Determine how many lines in the entries below include "在宅ターミナルケア加算". The reply should be that number and nothing else.

'''

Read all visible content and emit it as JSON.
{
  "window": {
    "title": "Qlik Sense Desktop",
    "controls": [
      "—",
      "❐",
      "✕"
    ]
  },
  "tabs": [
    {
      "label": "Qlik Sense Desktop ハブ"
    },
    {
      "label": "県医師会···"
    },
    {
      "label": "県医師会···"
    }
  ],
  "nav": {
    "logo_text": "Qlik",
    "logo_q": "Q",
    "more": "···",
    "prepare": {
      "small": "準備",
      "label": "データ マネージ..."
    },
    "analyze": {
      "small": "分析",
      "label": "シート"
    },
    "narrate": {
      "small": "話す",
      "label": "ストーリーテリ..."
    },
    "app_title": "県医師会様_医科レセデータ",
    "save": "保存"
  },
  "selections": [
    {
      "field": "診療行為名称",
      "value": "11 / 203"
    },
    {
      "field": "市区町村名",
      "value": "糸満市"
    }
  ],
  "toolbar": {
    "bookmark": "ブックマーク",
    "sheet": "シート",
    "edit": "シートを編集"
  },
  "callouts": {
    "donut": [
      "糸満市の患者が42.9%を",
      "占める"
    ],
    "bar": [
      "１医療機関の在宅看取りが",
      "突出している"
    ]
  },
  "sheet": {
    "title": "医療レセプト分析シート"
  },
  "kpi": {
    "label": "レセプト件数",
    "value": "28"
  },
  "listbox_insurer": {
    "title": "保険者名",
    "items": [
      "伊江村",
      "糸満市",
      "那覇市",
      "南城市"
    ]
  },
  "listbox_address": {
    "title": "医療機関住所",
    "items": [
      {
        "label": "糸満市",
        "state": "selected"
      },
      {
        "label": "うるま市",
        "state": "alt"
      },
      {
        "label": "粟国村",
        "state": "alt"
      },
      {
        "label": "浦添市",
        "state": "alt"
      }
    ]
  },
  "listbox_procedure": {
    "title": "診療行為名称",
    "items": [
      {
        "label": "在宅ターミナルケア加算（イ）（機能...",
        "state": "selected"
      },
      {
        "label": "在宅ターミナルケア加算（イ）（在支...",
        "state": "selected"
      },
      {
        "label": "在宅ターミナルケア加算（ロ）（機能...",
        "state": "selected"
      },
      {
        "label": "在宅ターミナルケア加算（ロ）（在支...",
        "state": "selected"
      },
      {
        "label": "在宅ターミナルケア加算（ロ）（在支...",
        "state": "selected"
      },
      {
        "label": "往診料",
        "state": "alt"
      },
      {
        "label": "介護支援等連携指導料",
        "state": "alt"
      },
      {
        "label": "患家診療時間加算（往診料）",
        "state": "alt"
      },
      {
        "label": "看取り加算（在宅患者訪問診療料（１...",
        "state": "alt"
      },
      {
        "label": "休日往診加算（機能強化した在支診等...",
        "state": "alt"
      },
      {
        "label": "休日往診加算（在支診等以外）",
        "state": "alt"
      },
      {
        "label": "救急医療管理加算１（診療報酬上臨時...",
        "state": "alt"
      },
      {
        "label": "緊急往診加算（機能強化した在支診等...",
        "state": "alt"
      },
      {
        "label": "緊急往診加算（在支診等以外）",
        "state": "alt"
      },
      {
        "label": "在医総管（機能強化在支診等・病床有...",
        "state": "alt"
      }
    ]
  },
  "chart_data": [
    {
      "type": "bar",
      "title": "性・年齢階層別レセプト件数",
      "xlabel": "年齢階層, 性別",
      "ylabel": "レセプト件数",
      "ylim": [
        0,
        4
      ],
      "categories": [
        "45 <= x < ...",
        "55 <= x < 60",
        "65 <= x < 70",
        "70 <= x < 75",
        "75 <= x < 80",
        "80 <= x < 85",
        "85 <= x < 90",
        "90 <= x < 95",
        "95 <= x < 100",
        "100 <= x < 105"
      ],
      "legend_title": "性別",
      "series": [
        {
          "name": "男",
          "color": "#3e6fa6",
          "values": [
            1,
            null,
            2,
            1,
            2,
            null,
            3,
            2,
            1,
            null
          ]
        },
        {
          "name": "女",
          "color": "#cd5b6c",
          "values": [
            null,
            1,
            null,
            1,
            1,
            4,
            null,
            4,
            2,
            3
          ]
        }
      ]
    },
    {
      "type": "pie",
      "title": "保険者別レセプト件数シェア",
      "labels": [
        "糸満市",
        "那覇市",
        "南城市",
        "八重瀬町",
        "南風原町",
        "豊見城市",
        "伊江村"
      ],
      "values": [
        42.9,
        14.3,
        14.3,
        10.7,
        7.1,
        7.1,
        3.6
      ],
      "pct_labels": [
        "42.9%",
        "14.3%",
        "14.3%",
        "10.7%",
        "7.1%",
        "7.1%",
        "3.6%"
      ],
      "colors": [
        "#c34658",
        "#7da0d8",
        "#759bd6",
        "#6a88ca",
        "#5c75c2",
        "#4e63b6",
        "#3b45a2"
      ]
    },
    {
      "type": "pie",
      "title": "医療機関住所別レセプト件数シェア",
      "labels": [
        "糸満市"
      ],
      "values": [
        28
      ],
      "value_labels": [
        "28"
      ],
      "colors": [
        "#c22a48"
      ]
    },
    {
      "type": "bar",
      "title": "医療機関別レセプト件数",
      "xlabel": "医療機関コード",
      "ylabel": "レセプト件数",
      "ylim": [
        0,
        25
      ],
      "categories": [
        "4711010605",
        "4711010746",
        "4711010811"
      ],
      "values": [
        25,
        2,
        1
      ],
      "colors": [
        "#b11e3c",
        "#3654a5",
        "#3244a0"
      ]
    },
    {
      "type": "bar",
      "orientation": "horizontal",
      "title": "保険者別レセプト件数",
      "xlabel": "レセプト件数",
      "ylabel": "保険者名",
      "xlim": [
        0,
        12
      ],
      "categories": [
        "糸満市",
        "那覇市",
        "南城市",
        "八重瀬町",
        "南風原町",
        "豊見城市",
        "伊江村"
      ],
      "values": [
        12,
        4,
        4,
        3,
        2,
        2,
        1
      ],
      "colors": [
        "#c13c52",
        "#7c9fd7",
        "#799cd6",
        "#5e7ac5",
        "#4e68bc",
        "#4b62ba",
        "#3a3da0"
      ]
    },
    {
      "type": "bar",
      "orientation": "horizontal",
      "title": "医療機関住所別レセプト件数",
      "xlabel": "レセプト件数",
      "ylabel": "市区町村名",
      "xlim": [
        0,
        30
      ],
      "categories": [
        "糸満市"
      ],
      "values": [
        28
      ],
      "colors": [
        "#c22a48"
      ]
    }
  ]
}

'''
'''

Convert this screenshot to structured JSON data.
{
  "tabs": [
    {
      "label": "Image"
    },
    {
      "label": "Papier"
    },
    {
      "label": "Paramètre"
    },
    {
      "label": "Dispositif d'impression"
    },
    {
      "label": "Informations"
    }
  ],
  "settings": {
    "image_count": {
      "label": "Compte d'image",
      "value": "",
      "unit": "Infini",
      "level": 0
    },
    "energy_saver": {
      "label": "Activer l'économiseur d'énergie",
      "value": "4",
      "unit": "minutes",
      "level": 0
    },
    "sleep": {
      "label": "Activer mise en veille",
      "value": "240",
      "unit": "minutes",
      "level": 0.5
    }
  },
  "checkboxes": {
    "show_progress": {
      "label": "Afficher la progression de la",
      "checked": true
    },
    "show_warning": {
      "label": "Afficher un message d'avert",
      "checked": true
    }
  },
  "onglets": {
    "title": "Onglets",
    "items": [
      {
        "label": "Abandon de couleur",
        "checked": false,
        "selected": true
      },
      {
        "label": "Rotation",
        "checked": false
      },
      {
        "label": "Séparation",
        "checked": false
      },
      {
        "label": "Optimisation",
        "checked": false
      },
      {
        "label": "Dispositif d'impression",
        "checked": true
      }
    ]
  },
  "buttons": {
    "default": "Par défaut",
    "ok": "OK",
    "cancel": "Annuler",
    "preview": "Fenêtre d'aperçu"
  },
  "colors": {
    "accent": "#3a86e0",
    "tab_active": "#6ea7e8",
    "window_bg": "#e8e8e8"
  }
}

'''
'''

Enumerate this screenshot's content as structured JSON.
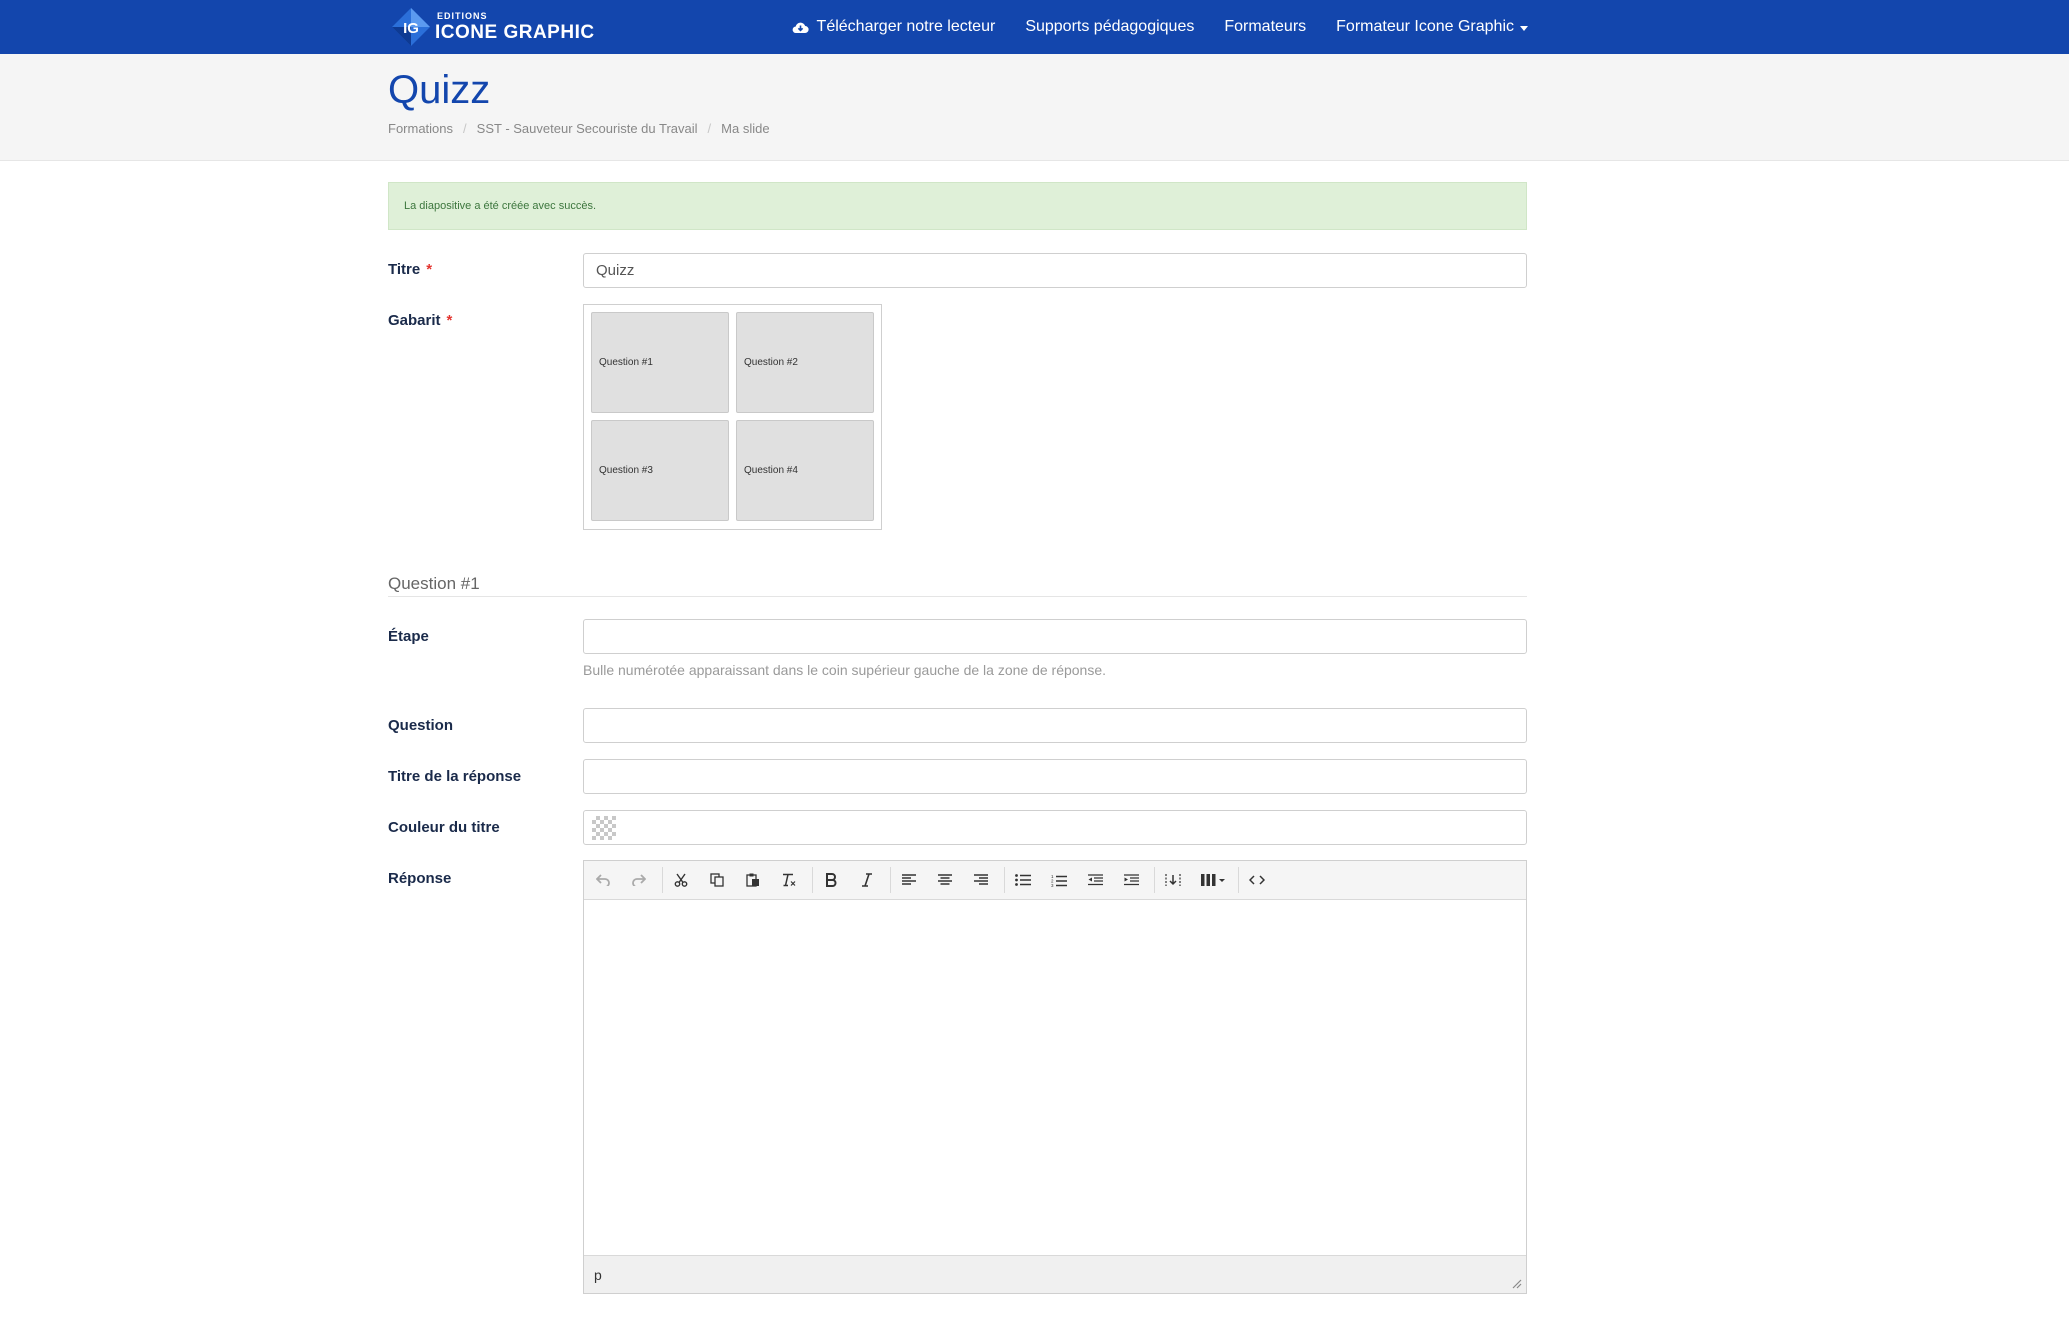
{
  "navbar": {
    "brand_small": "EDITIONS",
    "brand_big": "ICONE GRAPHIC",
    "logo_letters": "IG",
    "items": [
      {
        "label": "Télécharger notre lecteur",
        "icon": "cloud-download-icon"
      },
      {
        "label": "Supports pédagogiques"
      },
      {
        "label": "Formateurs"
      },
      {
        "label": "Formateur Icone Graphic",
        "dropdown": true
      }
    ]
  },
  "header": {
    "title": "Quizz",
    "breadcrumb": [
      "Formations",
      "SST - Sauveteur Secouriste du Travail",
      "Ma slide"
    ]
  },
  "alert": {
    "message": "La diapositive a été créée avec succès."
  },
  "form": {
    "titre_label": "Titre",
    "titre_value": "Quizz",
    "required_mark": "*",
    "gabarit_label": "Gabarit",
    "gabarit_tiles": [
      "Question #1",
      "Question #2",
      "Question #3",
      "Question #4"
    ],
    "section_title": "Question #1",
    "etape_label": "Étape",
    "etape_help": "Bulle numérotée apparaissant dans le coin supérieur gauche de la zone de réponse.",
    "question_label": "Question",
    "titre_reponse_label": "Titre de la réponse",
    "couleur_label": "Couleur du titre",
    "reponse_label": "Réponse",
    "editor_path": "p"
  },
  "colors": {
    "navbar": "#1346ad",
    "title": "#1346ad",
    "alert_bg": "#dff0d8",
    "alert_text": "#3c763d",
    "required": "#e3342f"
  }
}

'''

● Final result: 5